Trecho da página.

O texto apresentado a seguir
foi publicado na edição de julho de 2006 da revista Mandala. Assinado por Rafael Martí e intitulado Valeu a intenção da semente, classifico-o
como um texto que o passar do tempo não consegue desatualizar. Hoje, a revista Mandala é encontrável
em WWW.revistamandala.com.br.
Valeu a intenção da semente
Um dia, estava
conversando com o editor do saudoso jornal Essência Vital, primeiro periódico
onde trabalhei, sobre planos para o futuro e ele encerrou nossa conversa com
uma lição a qual nunca mais esquecerei. Disse ele: "Rafael, seu problema é que você só olha para a meta, mas esquece da
caminhada. Tenha menos ansiedade e observe as coisas a sua volta. Veja as
belezas do caminho, as flores, espinhos, pedras, pássaros. Se você só olhar o
fim, pode até chegar nele, mas não vai ter aprendido nada que o caminho pode
oferecer".
Não lembro se as
palavras foram exatamente essas. Mas com certeza a lição foi aprendida em sua
essência. Eu precisava deixar a ansiedade de lado e aprender a caminhar.
Naquele momento, embora minha mente racional tenha compreendido sobre a
necessidade de desacelerar meu tempo, eu não tinha efetivamente colocado em
prática esse ensinamento.
Ele ficou guardado
durante alguns anos até hoje. Não que hoje eu seja um monge zen, capaz de
meditar por horas seguidas e não me importar com o trânsito louco, o vizinho
que coloca aquele funk no último volume ou aquele chefe que você jura que não
regula bem da cabeça. Mas pelo menos hoje eu consigo perceber que essas pedras
são partes integrantes da paisagem, da qual também fazem parte o sorriso da
mulher amada, o riso com os companheiros de jornada, o gorjear dos pássaros, o
pôr do sol. Logo, devemos, e isso estou aprendendo a duras penas, aceitar as
rosas com os espinhos, ou a vida do jeito que ela é.
Agindo assim, o fim
não perde sua importância. Ainda traçamos metas e as buscamos. Mas como o
término da jornada não depende só de nós, mas também das circunstâncias nas
quais estamos imersos, a felicidade passa a ser algo tangível quando estamos
mais preocupados com nosso presente do que com um futuro distante.

Tarefas a realizar.
A. Transcreva do trecho da página a parte que começa por "O texto apresentado" e segue até "em WWW.revistamandala.com.br.".
B. Indique se cada afirmação a seguir está de acordo com o trecho da página, respondendo sim ou não e citando as palavras do trecho que decidem a resposta. (i) O texto foi publicado na edição de julho de 2006 da revista Mandala. (ii) O autor afirma lembrar exatamente as palavras que o editor usou. (iii) O autor diz que hoje é capaz de meditar por horas seguidas.

Dados.
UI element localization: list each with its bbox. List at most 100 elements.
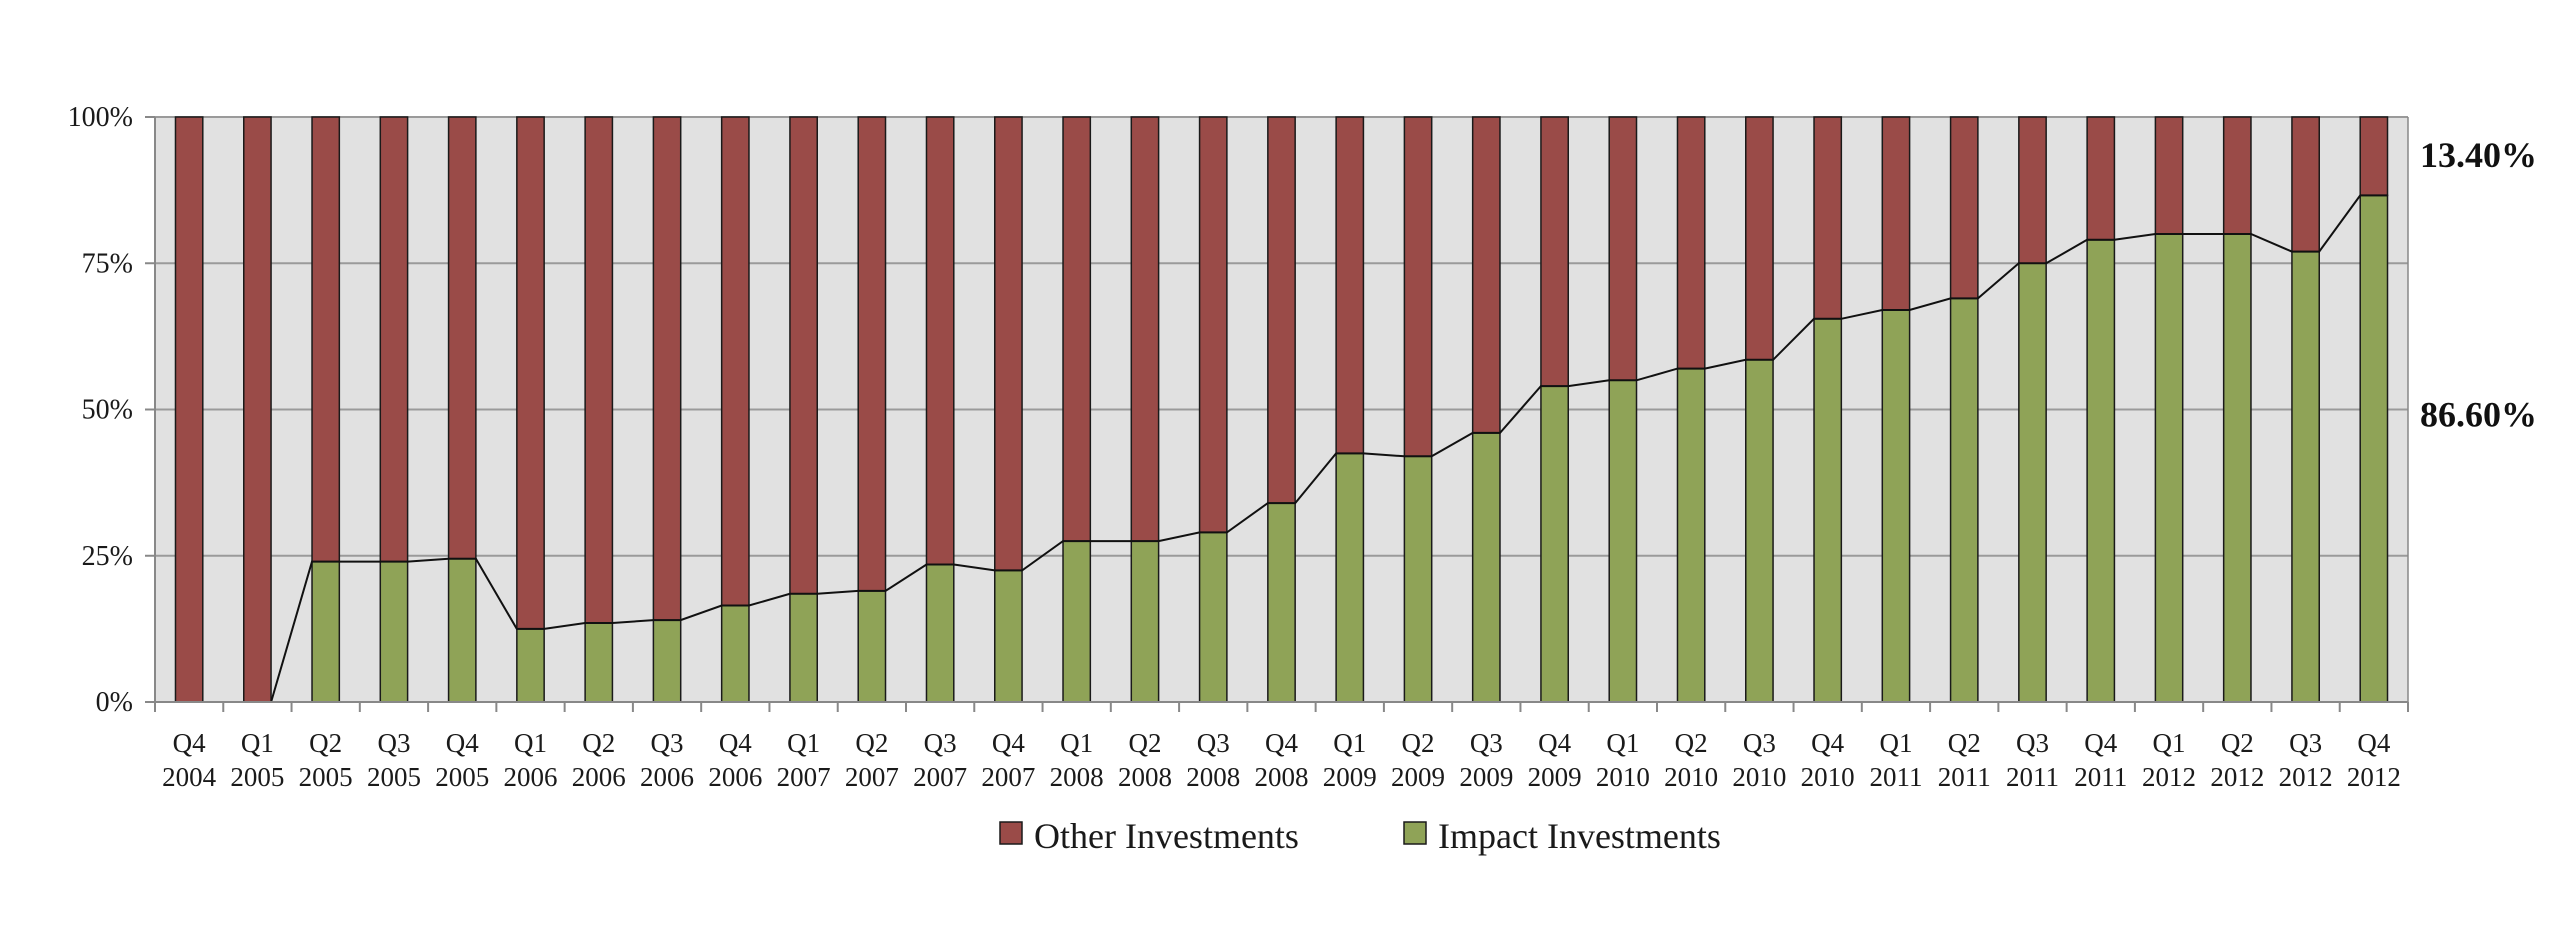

Lista de respostas.
A.
O texto apresentado a seguir
foi publicado na edição de julho de 2006 da revista Mandala. Assinado por Rafael Martí e intitulado Valeu a intenção da semente, classifico-o
como um texto que o passar do tempo não consegue desatualizar. Hoje, a revista Mandala é encontrável
em WWW.revistamandala.com.br.

B.
(i) Sim: "foi publicado na edição de julho de 2006 da revista Mandala".
(ii) Não: "Não lembro se as palavras foram exatamente essas."
(iii) Não: "Não que hoje eu seja um monge zen, capaz de meditar por horas seguidas".